### YOUR OBJECTIVE
Set down every record once more, exactly as given.
<<<<
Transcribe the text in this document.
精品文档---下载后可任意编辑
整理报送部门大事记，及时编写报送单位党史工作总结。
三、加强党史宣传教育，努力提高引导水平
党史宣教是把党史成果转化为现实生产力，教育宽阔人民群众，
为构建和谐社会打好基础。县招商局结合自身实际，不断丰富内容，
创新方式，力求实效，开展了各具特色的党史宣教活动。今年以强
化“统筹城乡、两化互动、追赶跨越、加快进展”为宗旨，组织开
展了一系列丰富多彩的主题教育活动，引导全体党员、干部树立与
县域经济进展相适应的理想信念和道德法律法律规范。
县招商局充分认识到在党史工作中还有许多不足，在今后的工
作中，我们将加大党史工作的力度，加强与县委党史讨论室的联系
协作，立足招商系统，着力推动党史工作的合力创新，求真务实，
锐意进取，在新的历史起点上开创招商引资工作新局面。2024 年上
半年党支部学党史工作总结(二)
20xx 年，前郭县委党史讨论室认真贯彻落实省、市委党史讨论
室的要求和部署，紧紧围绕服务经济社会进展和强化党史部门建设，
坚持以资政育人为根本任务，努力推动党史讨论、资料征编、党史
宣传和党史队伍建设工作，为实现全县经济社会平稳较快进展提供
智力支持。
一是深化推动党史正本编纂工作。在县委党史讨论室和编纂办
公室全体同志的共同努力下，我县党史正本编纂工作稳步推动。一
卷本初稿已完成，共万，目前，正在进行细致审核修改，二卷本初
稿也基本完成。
>>>>
### TASK SOLUTION
Transcribe the text in this document.
精品文档---下载后可任意编辑
整理报送部门大事记，及时编写报送单位党史工作总结。
三、加强党史宣传教育，努力提高引导水平
党史宣教是把党史成果转化为现实生产力，教育宽阔人民群众，
为构建和谐社会打好基础。县招商局结合自身实际，不断丰富内容，
创新方式，力求实效，开展了各具特色的党史宣教活动。今年以强
化“统筹城乡、两化互动、追赶跨越、加快进展”为宗旨，组织开
展了一系列丰富多彩的主题教育活动，引导全体党员、干部树立与
县域经济进展相适应的理想信念和道德法律法律规范。
县招商局充分认识到在党史工作中还有许多不足，在今后的工
作中，我们将加大党史工作的力度，加强与县委党史讨论室的联系
协作，立足招商系统，着力推动党史工作的合力创新，求真务实，
锐意进取，在新的历史起点上开创招商引资工作新局面。2024 年上
半年党支部学党史工作总结(二)
20xx 年，前郭县委党史讨论室认真贯彻落实省、市委党史讨论
室的要求和部署，紧紧围绕服务经济社会进展和强化党史部门建设，
坚持以资政育人为根本任务，努力推动党史讨论、资料征编、党史
宣传和党史队伍建设工作，为实现全县经济社会平稳较快进展提供
智力支持。
一是深化推动党史正本编纂工作。在县委党史讨论室和编纂办
公室全体同志的共同努力下，我县党史正本编纂工作稳步推动。一
卷本初稿已完成，共万，目前，正在进行细致审核修改，二卷本初
稿也基本完成。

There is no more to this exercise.